━━━━━ The data

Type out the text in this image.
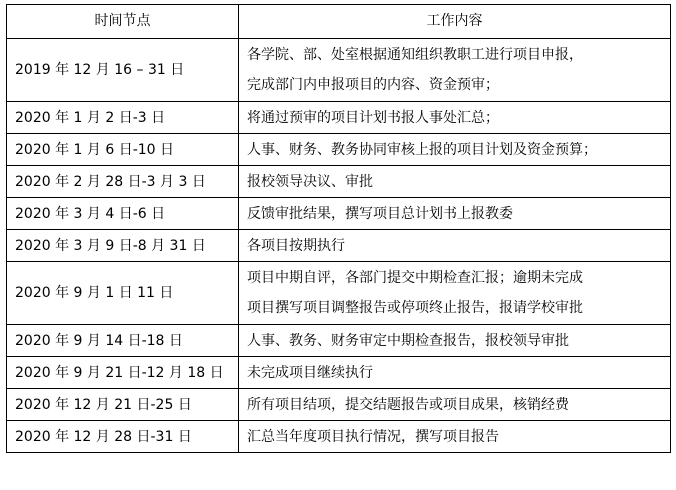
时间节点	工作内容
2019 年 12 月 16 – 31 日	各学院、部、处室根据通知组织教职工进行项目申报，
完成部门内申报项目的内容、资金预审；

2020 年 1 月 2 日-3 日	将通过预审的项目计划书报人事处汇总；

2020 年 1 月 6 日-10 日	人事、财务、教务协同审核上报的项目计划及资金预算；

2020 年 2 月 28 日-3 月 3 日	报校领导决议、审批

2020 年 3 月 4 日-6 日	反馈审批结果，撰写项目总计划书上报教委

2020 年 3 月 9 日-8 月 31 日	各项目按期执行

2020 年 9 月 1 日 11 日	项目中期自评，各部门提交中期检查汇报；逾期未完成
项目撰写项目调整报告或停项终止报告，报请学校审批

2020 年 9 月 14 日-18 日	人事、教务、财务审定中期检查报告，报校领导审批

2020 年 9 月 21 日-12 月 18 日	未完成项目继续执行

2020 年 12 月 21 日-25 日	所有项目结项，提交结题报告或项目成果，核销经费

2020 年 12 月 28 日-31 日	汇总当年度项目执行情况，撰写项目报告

━━━━━━━━━━
━━━━━ The data

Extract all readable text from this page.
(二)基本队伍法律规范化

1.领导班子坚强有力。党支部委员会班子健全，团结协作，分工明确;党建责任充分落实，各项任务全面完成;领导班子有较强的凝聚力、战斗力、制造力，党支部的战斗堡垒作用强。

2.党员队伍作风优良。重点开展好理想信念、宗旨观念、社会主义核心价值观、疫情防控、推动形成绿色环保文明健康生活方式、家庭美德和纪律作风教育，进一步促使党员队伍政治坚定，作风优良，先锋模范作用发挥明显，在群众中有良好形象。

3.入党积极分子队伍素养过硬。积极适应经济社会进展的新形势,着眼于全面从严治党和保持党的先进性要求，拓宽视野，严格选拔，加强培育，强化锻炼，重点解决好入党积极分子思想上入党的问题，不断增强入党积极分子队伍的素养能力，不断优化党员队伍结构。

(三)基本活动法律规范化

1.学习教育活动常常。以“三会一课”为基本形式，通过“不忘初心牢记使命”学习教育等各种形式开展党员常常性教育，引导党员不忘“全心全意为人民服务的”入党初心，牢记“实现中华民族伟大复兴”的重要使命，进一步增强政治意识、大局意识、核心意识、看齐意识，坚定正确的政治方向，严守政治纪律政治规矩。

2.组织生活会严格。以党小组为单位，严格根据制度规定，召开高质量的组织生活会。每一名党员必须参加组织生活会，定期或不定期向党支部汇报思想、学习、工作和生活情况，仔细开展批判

━━━━━━━━━━

(Set problem) Copy all lines of the listing above that contain the string "text".

(The answer)
Type out the text in this image.
Extract all readable text from this page.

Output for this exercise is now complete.